* [EXERCISE REQUIREMENTS]:
List, from the lines below, each one with "color" in it.

-- Start --

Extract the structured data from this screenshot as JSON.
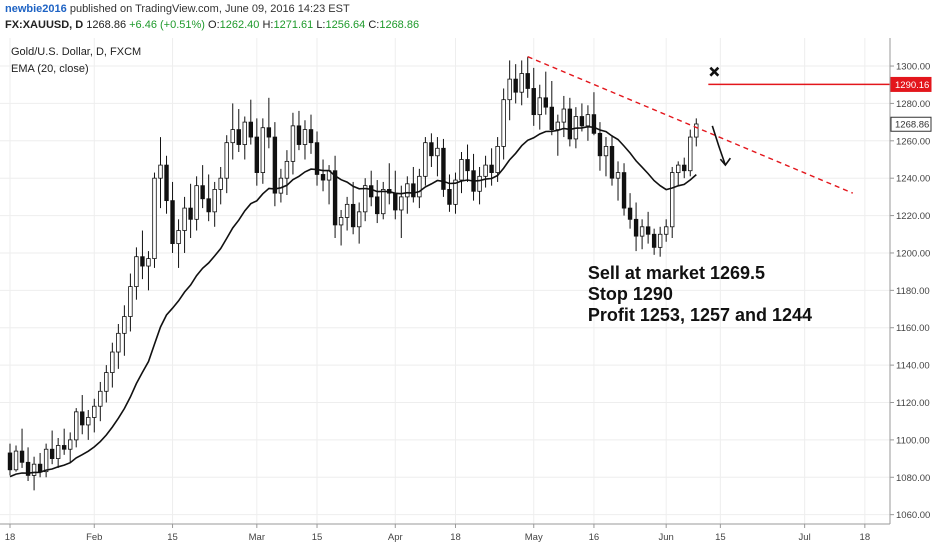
{
  "header": {
    "author": "newbie2016",
    "published_text": "published on TradingView.com, June 09, 2016 14:23 EST",
    "symbol": "FX:XAUUSD, D",
    "last": "1268.86",
    "change": "+6.46 (+0.51%)",
    "o_label": "O:",
    "o_value": "1262.40",
    "h_label": "H:",
    "h_value": "1271.61",
    "l_label": "L:",
    "l_value": "1256.64",
    "c_label": "C:",
    "c_value": "1268.86"
  },
  "chart_data": {
    "type": "candlestick",
    "title": "Gold/U.S. Dollar, D, FXCM",
    "indicator_label": "EMA (20, close)",
    "ylim": [
      1055,
      1315
    ],
    "y_ticks": [
      1060,
      1080,
      1100,
      1120,
      1140,
      1160,
      1180,
      1200,
      1220,
      1240,
      1260,
      1280,
      1300
    ],
    "x_ticks": [
      "18",
      "Feb",
      "15",
      "Mar",
      "15",
      "Apr",
      "18",
      "May",
      "16",
      "Jun",
      "15",
      "Jul",
      "18"
    ],
    "x_tick_positions": [
      0,
      14,
      27,
      41,
      51,
      64,
      74,
      87,
      97,
      109,
      118,
      132,
      142
    ],
    "price_labels": [
      {
        "value": 1290.16,
        "text": "1290.16",
        "color": "#e3161c"
      },
      {
        "value": 1268.86,
        "text": "1268.86",
        "color": "#333333"
      }
    ],
    "ohlc": [
      [
        1093,
        1098,
        1081,
        1084
      ],
      [
        1084,
        1097,
        1083,
        1094
      ],
      [
        1094,
        1106,
        1085,
        1088
      ],
      [
        1088,
        1096,
        1078,
        1081
      ],
      [
        1081,
        1091,
        1073,
        1087
      ],
      [
        1087,
        1093,
        1080,
        1083
      ],
      [
        1083,
        1098,
        1080,
        1095
      ],
      [
        1095,
        1105,
        1087,
        1090
      ],
      [
        1090,
        1101,
        1085,
        1097
      ],
      [
        1097,
        1106,
        1092,
        1095
      ],
      [
        1095,
        1104,
        1088,
        1100
      ],
      [
        1100,
        1117,
        1096,
        1115
      ],
      [
        1115,
        1124,
        1103,
        1108
      ],
      [
        1108,
        1116,
        1100,
        1112
      ],
      [
        1112,
        1122,
        1104,
        1118
      ],
      [
        1118,
        1131,
        1110,
        1126
      ],
      [
        1126,
        1140,
        1120,
        1136
      ],
      [
        1136,
        1152,
        1128,
        1147
      ],
      [
        1147,
        1162,
        1138,
        1157
      ],
      [
        1157,
        1172,
        1145,
        1166
      ],
      [
        1166,
        1189,
        1158,
        1182
      ],
      [
        1182,
        1203,
        1175,
        1198
      ],
      [
        1198,
        1212,
        1186,
        1193
      ],
      [
        1193,
        1201,
        1180,
        1197
      ],
      [
        1197,
        1243,
        1192,
        1240
      ],
      [
        1240,
        1262,
        1224,
        1247
      ],
      [
        1247,
        1252,
        1221,
        1228
      ],
      [
        1228,
        1238,
        1200,
        1205
      ],
      [
        1205,
        1218,
        1192,
        1212
      ],
      [
        1212,
        1230,
        1200,
        1224
      ],
      [
        1224,
        1237,
        1208,
        1218
      ],
      [
        1218,
        1241,
        1212,
        1236
      ],
      [
        1236,
        1247,
        1224,
        1229
      ],
      [
        1229,
        1242,
        1217,
        1222
      ],
      [
        1222,
        1238,
        1214,
        1234
      ],
      [
        1234,
        1246,
        1226,
        1240
      ],
      [
        1240,
        1263,
        1232,
        1259
      ],
      [
        1259,
        1280,
        1250,
        1266
      ],
      [
        1266,
        1277,
        1254,
        1258
      ],
      [
        1258,
        1273,
        1250,
        1270
      ],
      [
        1270,
        1282,
        1258,
        1262
      ],
      [
        1262,
        1272,
        1236,
        1243
      ],
      [
        1243,
        1272,
        1237,
        1267
      ],
      [
        1267,
        1283,
        1256,
        1262
      ],
      [
        1262,
        1270,
        1225,
        1232
      ],
      [
        1232,
        1245,
        1227,
        1240
      ],
      [
        1240,
        1255,
        1231,
        1249
      ],
      [
        1249,
        1275,
        1242,
        1268
      ],
      [
        1268,
        1276,
        1255,
        1258
      ],
      [
        1258,
        1271,
        1250,
        1266
      ],
      [
        1266,
        1274,
        1253,
        1259
      ],
      [
        1259,
        1265,
        1236,
        1242
      ],
      [
        1242,
        1250,
        1233,
        1239
      ],
      [
        1239,
        1247,
        1226,
        1244
      ],
      [
        1244,
        1252,
        1208,
        1215
      ],
      [
        1215,
        1223,
        1204,
        1219
      ],
      [
        1219,
        1230,
        1212,
        1226
      ],
      [
        1226,
        1238,
        1210,
        1214
      ],
      [
        1214,
        1227,
        1205,
        1222
      ],
      [
        1222,
        1240,
        1217,
        1236
      ],
      [
        1236,
        1244,
        1225,
        1230
      ],
      [
        1230,
        1239,
        1216,
        1221
      ],
      [
        1221,
        1238,
        1218,
        1234
      ],
      [
        1234,
        1248,
        1226,
        1232
      ],
      [
        1232,
        1244,
        1218,
        1223
      ],
      [
        1223,
        1236,
        1208,
        1230
      ],
      [
        1230,
        1241,
        1221,
        1237
      ],
      [
        1237,
        1246,
        1227,
        1230
      ],
      [
        1230,
        1245,
        1224,
        1241
      ],
      [
        1241,
        1262,
        1236,
        1259
      ],
      [
        1259,
        1264,
        1246,
        1252
      ],
      [
        1252,
        1262,
        1241,
        1256
      ],
      [
        1256,
        1261,
        1230,
        1234
      ],
      [
        1234,
        1242,
        1222,
        1226
      ],
      [
        1226,
        1243,
        1221,
        1239
      ],
      [
        1239,
        1254,
        1232,
        1250
      ],
      [
        1250,
        1258,
        1238,
        1244
      ],
      [
        1244,
        1253,
        1228,
        1233
      ],
      [
        1233,
        1246,
        1226,
        1241
      ],
      [
        1241,
        1252,
        1235,
        1247
      ],
      [
        1247,
        1256,
        1236,
        1243
      ],
      [
        1243,
        1262,
        1238,
        1257
      ],
      [
        1257,
        1288,
        1250,
        1282
      ],
      [
        1282,
        1303,
        1271,
        1293
      ],
      [
        1293,
        1301,
        1280,
        1286
      ],
      [
        1286,
        1303,
        1279,
        1296
      ],
      [
        1296,
        1305,
        1283,
        1288
      ],
      [
        1288,
        1299,
        1268,
        1274
      ],
      [
        1274,
        1290,
        1266,
        1283
      ],
      [
        1283,
        1297,
        1274,
        1278
      ],
      [
        1278,
        1292,
        1263,
        1266
      ],
      [
        1266,
        1274,
        1252,
        1270
      ],
      [
        1270,
        1284,
        1262,
        1277
      ],
      [
        1277,
        1283,
        1257,
        1261
      ],
      [
        1261,
        1278,
        1256,
        1273
      ],
      [
        1273,
        1280,
        1265,
        1268
      ],
      [
        1268,
        1279,
        1260,
        1274
      ],
      [
        1274,
        1286,
        1263,
        1264
      ],
      [
        1264,
        1270,
        1244,
        1252
      ],
      [
        1252,
        1262,
        1241,
        1257
      ],
      [
        1257,
        1263,
        1236,
        1240
      ],
      [
        1240,
        1249,
        1228,
        1243
      ],
      [
        1243,
        1248,
        1220,
        1224
      ],
      [
        1224,
        1232,
        1213,
        1218
      ],
      [
        1218,
        1227,
        1201,
        1209
      ],
      [
        1209,
        1218,
        1202,
        1214
      ],
      [
        1214,
        1222,
        1205,
        1210
      ],
      [
        1210,
        1213,
        1199,
        1203
      ],
      [
        1203,
        1214,
        1198,
        1210
      ],
      [
        1210,
        1218,
        1206,
        1214
      ],
      [
        1214,
        1246,
        1208,
        1243
      ],
      [
        1243,
        1249,
        1236,
        1247
      ],
      [
        1247,
        1251,
        1240,
        1244
      ],
      [
        1244,
        1266,
        1241,
        1262
      ],
      [
        1262,
        1272,
        1257,
        1269
      ]
    ],
    "ema": {
      "start_value": 1080,
      "period": 20
    },
    "trendline": {
      "from": {
        "bar": 86,
        "price": 1305
      },
      "to": {
        "bar": 140,
        "price": 1232
      },
      "color": "#e3161c",
      "style": "dashed"
    },
    "stop_line": {
      "from_bar": 116,
      "price": 1290.16,
      "color": "#e3161c"
    },
    "stop_marker": {
      "bar": 117,
      "price": 1297
    },
    "arrow": {
      "from_bar": 117,
      "from_price": 1268,
      "to_bar": 119,
      "to_price": 1247
    },
    "annotation": {
      "lines": [
        "Sell at market 1269.5",
        "Stop 1290",
        "Profit 1253, 1257 and 1244"
      ],
      "bar": 96,
      "price": 1186
    }
  }
}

-- End --

* [RESPONSE TO THIS EXERCISE]:
        "color": "#e3161c"
        "color": "#333333"
      "color": "#e3161c",
      "color": "#e3161c"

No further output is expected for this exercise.